**What is needed:**
Copy the items below, changing every "legend-swatch" to "legend-marker" and leaving everything else untouched.

**Supplied records:**
--------------------------------

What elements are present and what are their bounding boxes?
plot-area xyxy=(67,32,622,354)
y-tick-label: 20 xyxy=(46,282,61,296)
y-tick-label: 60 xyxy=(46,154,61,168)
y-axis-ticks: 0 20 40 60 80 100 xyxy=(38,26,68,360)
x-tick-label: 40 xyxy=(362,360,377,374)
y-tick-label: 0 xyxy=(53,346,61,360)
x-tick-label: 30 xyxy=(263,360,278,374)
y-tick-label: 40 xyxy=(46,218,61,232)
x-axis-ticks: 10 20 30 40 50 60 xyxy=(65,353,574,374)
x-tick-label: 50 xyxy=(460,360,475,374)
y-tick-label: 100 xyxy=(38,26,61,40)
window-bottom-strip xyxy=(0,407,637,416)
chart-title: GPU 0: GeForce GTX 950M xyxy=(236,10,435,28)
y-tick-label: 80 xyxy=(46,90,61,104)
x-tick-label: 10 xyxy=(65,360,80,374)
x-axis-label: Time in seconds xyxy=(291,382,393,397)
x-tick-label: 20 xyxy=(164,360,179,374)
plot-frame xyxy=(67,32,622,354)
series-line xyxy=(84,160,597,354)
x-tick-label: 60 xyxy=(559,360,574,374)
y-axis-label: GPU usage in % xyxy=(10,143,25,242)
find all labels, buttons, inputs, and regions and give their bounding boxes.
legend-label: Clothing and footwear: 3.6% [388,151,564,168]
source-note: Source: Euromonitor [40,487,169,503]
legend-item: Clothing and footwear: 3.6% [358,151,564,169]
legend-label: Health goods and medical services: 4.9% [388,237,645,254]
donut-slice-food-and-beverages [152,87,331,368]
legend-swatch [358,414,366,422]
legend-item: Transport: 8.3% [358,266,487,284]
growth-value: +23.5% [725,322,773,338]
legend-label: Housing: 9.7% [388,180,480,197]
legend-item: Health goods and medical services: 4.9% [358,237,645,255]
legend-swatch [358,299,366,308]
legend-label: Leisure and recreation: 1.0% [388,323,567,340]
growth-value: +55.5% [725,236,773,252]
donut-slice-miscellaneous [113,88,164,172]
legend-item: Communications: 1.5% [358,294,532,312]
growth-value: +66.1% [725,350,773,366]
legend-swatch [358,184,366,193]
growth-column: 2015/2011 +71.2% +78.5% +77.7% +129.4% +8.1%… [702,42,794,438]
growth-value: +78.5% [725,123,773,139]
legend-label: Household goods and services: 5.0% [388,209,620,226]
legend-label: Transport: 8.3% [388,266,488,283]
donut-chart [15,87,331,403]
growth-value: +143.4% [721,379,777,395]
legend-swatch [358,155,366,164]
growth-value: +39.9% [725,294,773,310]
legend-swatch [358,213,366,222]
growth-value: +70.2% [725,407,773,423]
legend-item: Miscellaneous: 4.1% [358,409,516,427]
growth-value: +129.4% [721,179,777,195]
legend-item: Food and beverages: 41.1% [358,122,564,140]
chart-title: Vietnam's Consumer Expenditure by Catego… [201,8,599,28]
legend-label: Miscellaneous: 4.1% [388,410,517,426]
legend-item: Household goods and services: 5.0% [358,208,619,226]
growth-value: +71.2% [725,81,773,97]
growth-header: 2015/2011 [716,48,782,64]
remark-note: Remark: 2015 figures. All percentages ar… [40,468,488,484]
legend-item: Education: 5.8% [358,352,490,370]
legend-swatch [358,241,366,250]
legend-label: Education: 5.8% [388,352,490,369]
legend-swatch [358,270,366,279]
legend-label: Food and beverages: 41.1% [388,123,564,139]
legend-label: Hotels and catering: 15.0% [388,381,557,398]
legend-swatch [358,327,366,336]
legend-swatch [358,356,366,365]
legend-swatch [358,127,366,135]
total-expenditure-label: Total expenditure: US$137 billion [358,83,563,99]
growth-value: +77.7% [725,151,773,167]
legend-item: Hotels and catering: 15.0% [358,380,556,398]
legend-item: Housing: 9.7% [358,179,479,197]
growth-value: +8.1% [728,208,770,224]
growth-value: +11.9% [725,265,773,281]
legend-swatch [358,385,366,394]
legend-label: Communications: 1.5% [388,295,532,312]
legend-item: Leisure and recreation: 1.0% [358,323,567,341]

--------------------------------

**Solved exercise:**
What elements are present and what are their bounding boxes?
plot-area xyxy=(67,32,622,354)
y-tick-label: 20 xyxy=(46,282,61,296)
y-tick-label: 60 xyxy=(46,154,61,168)
y-axis-ticks: 0 20 40 60 80 100 xyxy=(38,26,68,360)
x-tick-label: 40 xyxy=(362,360,377,374)
y-tick-label: 0 xyxy=(53,346,61,360)
x-tick-label: 30 xyxy=(263,360,278,374)
y-tick-label: 40 xyxy=(46,218,61,232)
x-axis-ticks: 10 20 30 40 50 60 xyxy=(65,353,574,374)
x-tick-label: 50 xyxy=(460,360,475,374)
y-tick-label: 100 xyxy=(38,26,61,40)
window-bottom-strip xyxy=(0,407,637,416)
chart-title: GPU 0: GeForce GTX 950M xyxy=(236,10,435,28)
y-tick-label: 80 xyxy=(46,90,61,104)
x-tick-label: 10 xyxy=(65,360,80,374)
x-axis-label: Time in seconds xyxy=(291,382,393,397)
x-tick-label: 20 xyxy=(164,360,179,374)
plot-frame xyxy=(67,32,622,354)
series-line xyxy=(84,160,597,354)
x-tick-label: 60 xyxy=(559,360,574,374)
y-axis-label: GPU usage in % xyxy=(10,143,25,242)
find all labels, buttons, inputs, and regions and give their bounding boxes.
legend-label: Clothing and footwear: 3.6% [388,151,564,168]
source-note: Source: Euromonitor [40,487,169,503]
legend-item: Clothing and footwear: 3.6% [358,151,564,169]
legend-label: Health goods and medical services: 4.9% [388,237,645,254]
donut-slice-food-and-beverages [152,87,331,368]
legend-marker [358,414,366,422]
legend-item: Transport: 8.3% [358,266,487,284]
growth-value: +23.5% [725,322,773,338]
legend-label: Housing: 9.7% [388,180,480,197]
legend-item: Health goods and medical services: 4.9% [358,237,645,255]
legend-marker [358,299,366,308]
legend-label: Leisure and recreation: 1.0% [388,323,567,340]
growth-value: +55.5% [725,236,773,252]
donut-slice-miscellaneous [113,88,164,172]
legend-item: Communications: 1.5% [358,294,532,312]
growth-value: +66.1% [725,350,773,366]
legend-marker [358,184,366,193]
growth-column: 2015/2011 +71.2% +78.5% +77.7% +129.4% +8.1%… [702,42,794,438]
growth-value: +78.5% [725,123,773,139]
legend-label: Household goods and services: 5.0% [388,209,620,226]
legend-label: Transport: 8.3% [388,266,488,283]
donut-chart [15,87,331,403]
growth-value: +143.4% [721,379,777,395]
legend-marker [358,155,366,164]
growth-value: +39.9% [725,294,773,310]
legend-marker [358,213,366,222]
growth-value: +70.2% [725,407,773,423]
legend-item: Miscellaneous: 4.1% [358,409,516,427]
growth-value: +129.4% [721,179,777,195]
legend-item: Food and beverages: 41.1% [358,122,564,140]
chart-title: Vietnam's Consumer Expenditure by Catego… [201,8,599,28]
legend-label: Miscellaneous: 4.1% [388,410,517,426]
legend-item: Household goods and services: 5.0% [358,208,619,226]
growth-value: +71.2% [725,81,773,97]
growth-header: 2015/2011 [716,48,782,64]
remark-note: Remark: 2015 figures. All percentages ar… [40,468,488,484]
legend-item: Education: 5.8% [358,352,490,370]
legend-marker [358,241,366,250]
legend-label: Education: 5.8% [388,352,490,369]
legend-marker [358,270,366,279]
legend-label: Food and beverages: 41.1% [388,123,564,139]
legend-label: Hotels and catering: 15.0% [388,381,557,398]
legend-marker [358,327,366,336]
legend-marker [358,356,366,365]
legend-marker [358,127,366,135]
total-expenditure-label: Total expenditure: US$137 billion [358,83,563,99]
growth-value: +77.7% [725,151,773,167]
legend-item: Hotels and catering: 15.0% [358,380,556,398]
legend-item: Housing: 9.7% [358,179,479,197]
growth-value: +8.1% [728,208,770,224]
growth-value: +11.9% [725,265,773,281]
legend-marker [358,385,366,394]
legend-label: Communications: 1.5% [388,295,532,312]
legend-item: Leisure and recreation: 1.0% [358,323,567,341]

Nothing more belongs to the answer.